-- THE DATA --
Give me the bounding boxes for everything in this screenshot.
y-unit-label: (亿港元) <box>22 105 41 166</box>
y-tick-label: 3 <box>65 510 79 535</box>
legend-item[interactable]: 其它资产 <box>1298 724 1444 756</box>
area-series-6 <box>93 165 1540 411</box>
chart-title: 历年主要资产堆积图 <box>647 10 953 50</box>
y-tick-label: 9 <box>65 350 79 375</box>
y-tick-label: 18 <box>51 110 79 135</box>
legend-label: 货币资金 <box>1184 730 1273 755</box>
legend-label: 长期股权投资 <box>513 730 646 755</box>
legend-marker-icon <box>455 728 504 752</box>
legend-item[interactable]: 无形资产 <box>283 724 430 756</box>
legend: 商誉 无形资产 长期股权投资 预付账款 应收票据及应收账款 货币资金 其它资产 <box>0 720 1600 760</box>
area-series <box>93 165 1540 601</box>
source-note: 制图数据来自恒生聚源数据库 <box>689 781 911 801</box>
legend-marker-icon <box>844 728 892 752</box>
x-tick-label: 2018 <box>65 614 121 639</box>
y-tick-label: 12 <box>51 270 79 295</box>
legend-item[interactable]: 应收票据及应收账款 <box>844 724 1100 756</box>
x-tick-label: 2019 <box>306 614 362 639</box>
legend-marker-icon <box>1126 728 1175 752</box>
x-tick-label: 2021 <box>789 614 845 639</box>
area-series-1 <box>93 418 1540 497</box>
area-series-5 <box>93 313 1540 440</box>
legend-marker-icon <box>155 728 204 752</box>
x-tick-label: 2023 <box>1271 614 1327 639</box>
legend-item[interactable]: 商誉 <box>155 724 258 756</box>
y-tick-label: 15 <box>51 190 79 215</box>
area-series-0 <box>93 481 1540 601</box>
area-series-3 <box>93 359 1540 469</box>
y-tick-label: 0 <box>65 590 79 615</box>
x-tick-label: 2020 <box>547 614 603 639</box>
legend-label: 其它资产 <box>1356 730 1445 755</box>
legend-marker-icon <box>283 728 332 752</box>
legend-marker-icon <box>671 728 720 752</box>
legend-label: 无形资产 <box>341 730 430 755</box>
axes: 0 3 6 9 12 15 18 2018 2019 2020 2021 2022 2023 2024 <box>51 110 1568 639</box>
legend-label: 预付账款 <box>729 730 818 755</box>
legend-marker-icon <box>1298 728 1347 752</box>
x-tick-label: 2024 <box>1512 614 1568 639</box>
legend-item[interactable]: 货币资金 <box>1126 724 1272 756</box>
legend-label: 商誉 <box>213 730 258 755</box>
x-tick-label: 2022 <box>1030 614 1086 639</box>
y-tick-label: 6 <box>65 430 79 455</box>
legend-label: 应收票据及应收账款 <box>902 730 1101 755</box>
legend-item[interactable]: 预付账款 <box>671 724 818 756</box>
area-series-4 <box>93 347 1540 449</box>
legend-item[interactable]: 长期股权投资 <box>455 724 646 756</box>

-- TASK STATEMENT --
Please copy out the items above word for word, from the very first one through the line that contains "legend-label: 长期股权投资 <box>513", including that line.

-- SOLUTION TO THE EXERCISE --
Give me the bounding boxes for everything in this screenshot.
y-unit-label: (亿港元) <box>22 105 41 166</box>
y-tick-label: 3 <box>65 510 79 535</box>
legend-item[interactable]: 其它资产 <box>1298 724 1444 756</box>
area-series-6 <box>93 165 1540 411</box>
chart-title: 历年主要资产堆积图 <box>647 10 953 50</box>
y-tick-label: 9 <box>65 350 79 375</box>
y-tick-label: 18 <box>51 110 79 135</box>
legend-label: 货币资金 <box>1184 730 1273 755</box>
legend-label: 长期股权投资 <box>513 730 646 755</box>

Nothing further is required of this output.